Copy out each line containing "Environment" from the entries below.

--- start DATA ---

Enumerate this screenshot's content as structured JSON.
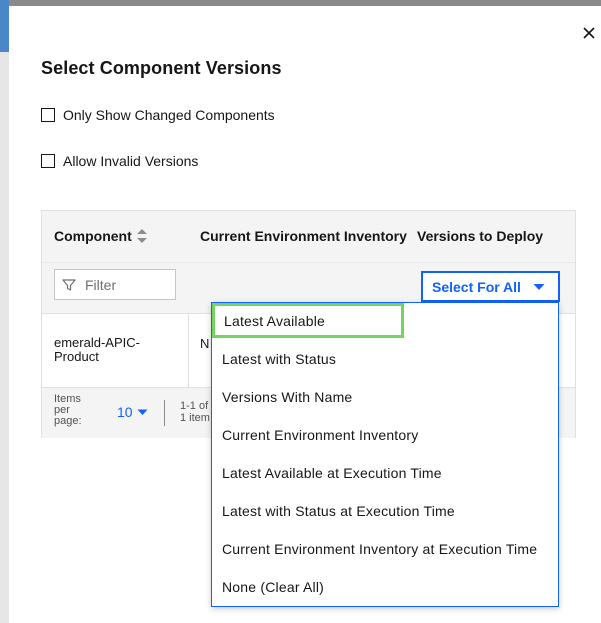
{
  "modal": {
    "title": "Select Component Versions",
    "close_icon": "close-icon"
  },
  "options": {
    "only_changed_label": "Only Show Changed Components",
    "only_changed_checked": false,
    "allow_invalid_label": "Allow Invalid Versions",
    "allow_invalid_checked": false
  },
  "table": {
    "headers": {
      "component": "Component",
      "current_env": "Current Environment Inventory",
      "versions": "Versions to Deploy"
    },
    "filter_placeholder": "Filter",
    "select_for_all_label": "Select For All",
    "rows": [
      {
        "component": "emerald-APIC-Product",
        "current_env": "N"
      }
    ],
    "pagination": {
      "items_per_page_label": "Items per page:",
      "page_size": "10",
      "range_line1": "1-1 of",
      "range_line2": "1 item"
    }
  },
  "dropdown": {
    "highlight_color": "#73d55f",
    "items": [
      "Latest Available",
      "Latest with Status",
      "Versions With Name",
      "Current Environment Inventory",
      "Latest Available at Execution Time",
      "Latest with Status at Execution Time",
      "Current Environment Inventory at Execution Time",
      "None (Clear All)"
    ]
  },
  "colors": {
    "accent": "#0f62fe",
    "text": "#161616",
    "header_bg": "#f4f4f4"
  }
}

--- end DATA ---

* [THE RESULT]
      "current_env": "Current Environment Inventory",
      "Current Environment Inventory",
      "Current Environment Inventory at Execution Time",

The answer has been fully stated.